## Your objective
Would you write out the listing verbatim and skip every picture in it?

Data records:
= = = =

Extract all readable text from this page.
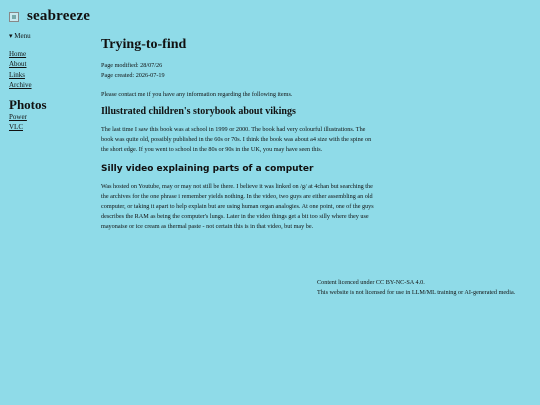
seabreeze
▾ Menu
Home
About
Links
Archive
Photos
Power
VLC
Trying-to-find

Page modified: 28/07/26

Page created: 2026-07-19

Please contact me if you have any information regarding the following items.

Illustrated children's storybook about vikings

The last time I saw this book was at school in 1999 or 2000. The book had very colourful illustrations. The book was quite old, possibly published in the 60s or 70s. I think the book was about a4 size with the spine on the short edge. If you went to school in the 80s or 90s in the UK, you may have seen this.

Silly video explaining parts of a computer

Was hosted on Youtube, may or may not still be there. I believe it was linked on /g/ at 4chan but searching the the archives for the one phrase i remember yields nothing. In the video, two guys are either assembling an old computer, or taking it apart to help explain but are using human organ analogies. At one point, one of the guys describes the RAM as being the computer's lungs. Later in the video things get a bit too silly where they use mayonaise or ice cream as thermal paste - not certain this is in that video, but may be.

Content licenced under CC BY-NC-SA 4.0.

This website is not licensed for use in LLM/ML training or AI-generated media.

= = = =

## Solution for this exercise
Extract all readable text from this page.
seabreeze
▾ Menu
Home
About
Links
Archive
Photos
Power
VLC
Trying-to-find

Page modified: 28/07/26

Page created: 2026-07-19

Please contact me if you have any information regarding the following items.

Illustrated children's storybook about vikings

The last time I saw this book was at school in 1999 or 2000. The book had very colourful illustrations. The book was quite old, possibly published in the 60s or 70s. I think the book was about a4 size with the spine on the short edge. If you went to school in the 80s or 90s in the UK, you may have seen this.

Silly video explaining parts of a computer

Was hosted on Youtube, may or may not still be there. I believe it was linked on /g/ at 4chan but searching the the archives for the one phrase i remember yields nothing. In the video, two guys are either assembling an old computer, or taking it apart to help explain but are using human organ analogies. At one point, one of the guys describes the RAM as being the computer's lungs. Later in the video things get a bit too silly where they use mayonaise or ice cream as thermal paste - not certain this is in that video, but may be.

Content licenced under CC BY-NC-SA 4.0.

This website is not licensed for use in LLM/ML training or AI-generated media.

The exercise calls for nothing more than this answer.